Scan the data that follows and count the lines with the string "Snow"; answer with the count alone.

————

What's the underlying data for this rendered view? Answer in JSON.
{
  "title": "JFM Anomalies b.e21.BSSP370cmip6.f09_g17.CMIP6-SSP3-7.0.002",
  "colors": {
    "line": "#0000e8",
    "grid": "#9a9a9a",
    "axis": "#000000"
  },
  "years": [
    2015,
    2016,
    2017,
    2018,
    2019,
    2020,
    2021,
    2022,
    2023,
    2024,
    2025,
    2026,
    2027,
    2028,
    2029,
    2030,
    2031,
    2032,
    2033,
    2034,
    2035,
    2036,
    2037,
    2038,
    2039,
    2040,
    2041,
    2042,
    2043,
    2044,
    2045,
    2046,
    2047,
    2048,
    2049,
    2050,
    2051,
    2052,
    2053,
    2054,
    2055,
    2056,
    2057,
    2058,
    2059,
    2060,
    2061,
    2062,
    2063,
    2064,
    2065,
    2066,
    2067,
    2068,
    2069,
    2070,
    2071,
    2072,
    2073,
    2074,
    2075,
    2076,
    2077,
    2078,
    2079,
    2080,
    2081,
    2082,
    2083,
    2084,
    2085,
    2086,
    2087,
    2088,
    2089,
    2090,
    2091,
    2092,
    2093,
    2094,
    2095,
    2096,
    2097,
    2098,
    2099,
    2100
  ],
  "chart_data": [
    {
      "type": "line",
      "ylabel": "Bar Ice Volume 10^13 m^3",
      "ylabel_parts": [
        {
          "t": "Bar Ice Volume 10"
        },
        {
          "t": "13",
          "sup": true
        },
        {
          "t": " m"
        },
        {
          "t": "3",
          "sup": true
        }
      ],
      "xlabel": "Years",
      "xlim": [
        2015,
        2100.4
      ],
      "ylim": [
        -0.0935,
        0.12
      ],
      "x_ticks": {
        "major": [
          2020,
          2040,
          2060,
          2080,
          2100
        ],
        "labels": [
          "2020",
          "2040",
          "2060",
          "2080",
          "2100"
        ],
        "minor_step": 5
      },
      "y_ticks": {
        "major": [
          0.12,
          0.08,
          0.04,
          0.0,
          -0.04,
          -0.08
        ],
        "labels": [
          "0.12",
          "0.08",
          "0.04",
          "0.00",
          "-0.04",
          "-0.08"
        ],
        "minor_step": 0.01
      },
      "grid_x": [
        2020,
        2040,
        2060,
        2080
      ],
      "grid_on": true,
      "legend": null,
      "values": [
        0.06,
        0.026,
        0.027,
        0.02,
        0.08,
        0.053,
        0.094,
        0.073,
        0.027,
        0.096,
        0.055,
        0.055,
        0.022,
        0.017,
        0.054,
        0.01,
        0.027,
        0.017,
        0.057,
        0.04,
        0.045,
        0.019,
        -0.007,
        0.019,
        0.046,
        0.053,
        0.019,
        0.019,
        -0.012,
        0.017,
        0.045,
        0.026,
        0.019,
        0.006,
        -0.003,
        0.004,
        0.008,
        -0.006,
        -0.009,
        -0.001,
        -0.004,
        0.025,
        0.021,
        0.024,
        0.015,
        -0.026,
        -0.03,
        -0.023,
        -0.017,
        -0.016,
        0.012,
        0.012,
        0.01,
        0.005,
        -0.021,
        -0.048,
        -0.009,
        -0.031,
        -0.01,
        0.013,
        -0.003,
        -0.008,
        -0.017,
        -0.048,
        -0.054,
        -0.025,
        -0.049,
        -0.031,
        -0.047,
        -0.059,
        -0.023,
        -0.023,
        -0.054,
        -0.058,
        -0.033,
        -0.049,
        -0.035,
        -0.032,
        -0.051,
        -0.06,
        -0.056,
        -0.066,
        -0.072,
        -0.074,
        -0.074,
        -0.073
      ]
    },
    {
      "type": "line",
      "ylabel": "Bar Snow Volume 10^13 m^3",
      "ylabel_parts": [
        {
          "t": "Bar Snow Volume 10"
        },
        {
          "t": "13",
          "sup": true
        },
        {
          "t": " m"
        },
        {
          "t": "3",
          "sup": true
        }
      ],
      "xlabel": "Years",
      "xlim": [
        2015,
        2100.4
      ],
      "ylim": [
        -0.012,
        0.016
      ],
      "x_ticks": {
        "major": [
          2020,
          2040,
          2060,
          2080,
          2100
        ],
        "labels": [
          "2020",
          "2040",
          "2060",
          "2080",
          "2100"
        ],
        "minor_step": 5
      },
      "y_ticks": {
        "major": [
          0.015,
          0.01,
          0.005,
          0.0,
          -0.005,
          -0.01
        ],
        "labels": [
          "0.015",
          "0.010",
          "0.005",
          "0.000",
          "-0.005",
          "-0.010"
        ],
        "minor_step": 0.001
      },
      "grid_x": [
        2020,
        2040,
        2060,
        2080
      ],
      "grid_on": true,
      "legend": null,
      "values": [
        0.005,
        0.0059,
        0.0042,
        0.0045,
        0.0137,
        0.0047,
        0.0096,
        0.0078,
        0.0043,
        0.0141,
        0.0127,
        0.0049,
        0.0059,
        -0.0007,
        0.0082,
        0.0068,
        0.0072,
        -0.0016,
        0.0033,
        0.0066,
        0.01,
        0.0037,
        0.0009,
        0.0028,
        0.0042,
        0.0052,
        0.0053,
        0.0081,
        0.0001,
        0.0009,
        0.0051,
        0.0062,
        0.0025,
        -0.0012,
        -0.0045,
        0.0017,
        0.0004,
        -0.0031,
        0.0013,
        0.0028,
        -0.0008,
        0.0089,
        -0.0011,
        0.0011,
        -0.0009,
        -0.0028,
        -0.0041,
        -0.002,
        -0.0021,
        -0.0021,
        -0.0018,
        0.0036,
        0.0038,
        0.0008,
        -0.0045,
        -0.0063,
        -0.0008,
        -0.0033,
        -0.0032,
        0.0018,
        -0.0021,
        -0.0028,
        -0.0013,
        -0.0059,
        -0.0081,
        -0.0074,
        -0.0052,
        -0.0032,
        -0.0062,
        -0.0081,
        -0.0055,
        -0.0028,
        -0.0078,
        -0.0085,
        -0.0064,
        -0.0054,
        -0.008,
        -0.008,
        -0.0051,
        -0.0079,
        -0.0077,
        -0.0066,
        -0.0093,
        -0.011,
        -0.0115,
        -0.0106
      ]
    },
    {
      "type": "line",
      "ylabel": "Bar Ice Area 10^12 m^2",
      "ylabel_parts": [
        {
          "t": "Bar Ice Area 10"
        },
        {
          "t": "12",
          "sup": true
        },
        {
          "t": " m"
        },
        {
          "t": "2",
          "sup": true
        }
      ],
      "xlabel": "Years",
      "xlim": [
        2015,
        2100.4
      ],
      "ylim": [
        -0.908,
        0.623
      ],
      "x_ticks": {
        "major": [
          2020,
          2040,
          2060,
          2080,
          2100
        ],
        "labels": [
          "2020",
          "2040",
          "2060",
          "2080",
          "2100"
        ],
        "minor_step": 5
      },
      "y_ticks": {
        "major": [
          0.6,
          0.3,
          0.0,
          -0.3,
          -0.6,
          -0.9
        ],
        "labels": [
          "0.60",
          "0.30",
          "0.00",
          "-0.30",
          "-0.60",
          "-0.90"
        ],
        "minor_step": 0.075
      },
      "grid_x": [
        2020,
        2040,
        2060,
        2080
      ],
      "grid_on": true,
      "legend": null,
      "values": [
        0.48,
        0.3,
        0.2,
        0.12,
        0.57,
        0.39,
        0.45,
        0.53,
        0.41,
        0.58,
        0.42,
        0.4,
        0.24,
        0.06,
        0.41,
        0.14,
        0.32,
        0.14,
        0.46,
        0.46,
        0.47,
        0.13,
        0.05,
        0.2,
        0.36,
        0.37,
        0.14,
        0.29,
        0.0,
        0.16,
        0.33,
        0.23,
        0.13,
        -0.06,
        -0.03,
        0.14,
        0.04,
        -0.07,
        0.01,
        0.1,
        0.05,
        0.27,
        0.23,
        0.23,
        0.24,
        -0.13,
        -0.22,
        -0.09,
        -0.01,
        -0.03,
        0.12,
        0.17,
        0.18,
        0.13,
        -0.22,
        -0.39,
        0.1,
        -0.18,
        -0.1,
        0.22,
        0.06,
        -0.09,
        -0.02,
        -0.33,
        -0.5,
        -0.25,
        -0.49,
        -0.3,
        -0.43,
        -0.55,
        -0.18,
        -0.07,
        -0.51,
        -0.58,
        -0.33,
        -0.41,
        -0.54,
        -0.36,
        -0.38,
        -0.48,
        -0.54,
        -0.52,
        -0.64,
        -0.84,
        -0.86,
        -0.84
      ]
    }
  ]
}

————

● **Solved problem**: 2